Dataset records
[BEGIN]

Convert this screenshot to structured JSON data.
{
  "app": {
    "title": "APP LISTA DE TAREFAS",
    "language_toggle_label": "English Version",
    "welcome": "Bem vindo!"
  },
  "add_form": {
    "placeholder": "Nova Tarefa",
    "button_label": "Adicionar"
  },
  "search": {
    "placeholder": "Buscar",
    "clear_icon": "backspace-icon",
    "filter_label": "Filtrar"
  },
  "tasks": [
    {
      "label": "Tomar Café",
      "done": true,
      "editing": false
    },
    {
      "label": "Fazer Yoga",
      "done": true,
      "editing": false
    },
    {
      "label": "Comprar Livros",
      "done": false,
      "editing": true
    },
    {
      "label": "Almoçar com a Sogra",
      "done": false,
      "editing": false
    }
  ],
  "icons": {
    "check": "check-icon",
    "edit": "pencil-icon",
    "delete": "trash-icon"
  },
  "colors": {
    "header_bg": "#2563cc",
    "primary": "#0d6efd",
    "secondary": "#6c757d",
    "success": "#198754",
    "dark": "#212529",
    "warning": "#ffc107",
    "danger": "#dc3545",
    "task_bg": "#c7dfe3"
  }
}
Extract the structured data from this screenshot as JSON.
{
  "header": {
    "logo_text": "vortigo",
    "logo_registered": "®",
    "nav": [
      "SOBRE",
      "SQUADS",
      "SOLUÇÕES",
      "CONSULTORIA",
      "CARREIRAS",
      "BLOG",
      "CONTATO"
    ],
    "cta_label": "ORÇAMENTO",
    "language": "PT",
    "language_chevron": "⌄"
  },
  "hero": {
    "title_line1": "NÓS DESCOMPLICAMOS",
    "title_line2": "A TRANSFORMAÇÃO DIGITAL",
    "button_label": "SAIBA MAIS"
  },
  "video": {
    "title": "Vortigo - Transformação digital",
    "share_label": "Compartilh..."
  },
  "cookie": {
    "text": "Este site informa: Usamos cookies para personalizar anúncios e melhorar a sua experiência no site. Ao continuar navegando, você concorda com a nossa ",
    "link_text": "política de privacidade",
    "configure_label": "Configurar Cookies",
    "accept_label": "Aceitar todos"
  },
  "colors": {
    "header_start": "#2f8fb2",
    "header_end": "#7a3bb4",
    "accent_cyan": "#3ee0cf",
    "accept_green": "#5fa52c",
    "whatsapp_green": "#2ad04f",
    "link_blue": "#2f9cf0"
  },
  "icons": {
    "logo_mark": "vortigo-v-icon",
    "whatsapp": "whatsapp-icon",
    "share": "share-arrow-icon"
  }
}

[END]

**Description of the task:** Set down, word for word, every line from the line that holds "Extract the structured" to the end of the entries above, including both ends.

**Complete output:**
Extract the structured data from this screenshot as JSON.
{
  "header": {
    "logo_text": "vortigo",
    "logo_registered": "®",
    "nav": [
      "SOBRE",
      "SQUADS",
      "SOLUÇÕES",
      "CONSULTORIA",
      "CARREIRAS",
      "BLOG",
      "CONTATO"
    ],
    "cta_label": "ORÇAMENTO",
    "language": "PT",
    "language_chevron": "⌄"
  },
  "hero": {
    "title_line1": "NÓS DESCOMPLICAMOS",
    "title_line2": "A TRANSFORMAÇÃO DIGITAL",
    "button_label": "SAIBA MAIS"
  },
  "video": {
    "title": "Vortigo - Transformação digital",
    "share_label": "Compartilh..."
  },
  "cookie": {
    "text": "Este site informa: Usamos cookies para personalizar anúncios e melhorar a sua experiência no site. Ao continuar navegando, você concorda com a nossa ",
    "link_text": "política de privacidade",
    "configure_label": "Configurar Cookies",
    "accept_label": "Aceitar todos"
  },
  "colors": {
    "header_start": "#2f8fb2",
    "header_end": "#7a3bb4",
    "accent_cyan": "#3ee0cf",
    "accept_green": "#5fa52c",
    "whatsapp_green": "#2ad04f",
    "link_blue": "#2f9cf0"
  },
  "icons": {
    "logo_mark": "vortigo-v-icon",
    "whatsapp": "whatsapp-icon",
    "share": "share-arrow-icon"
  }
}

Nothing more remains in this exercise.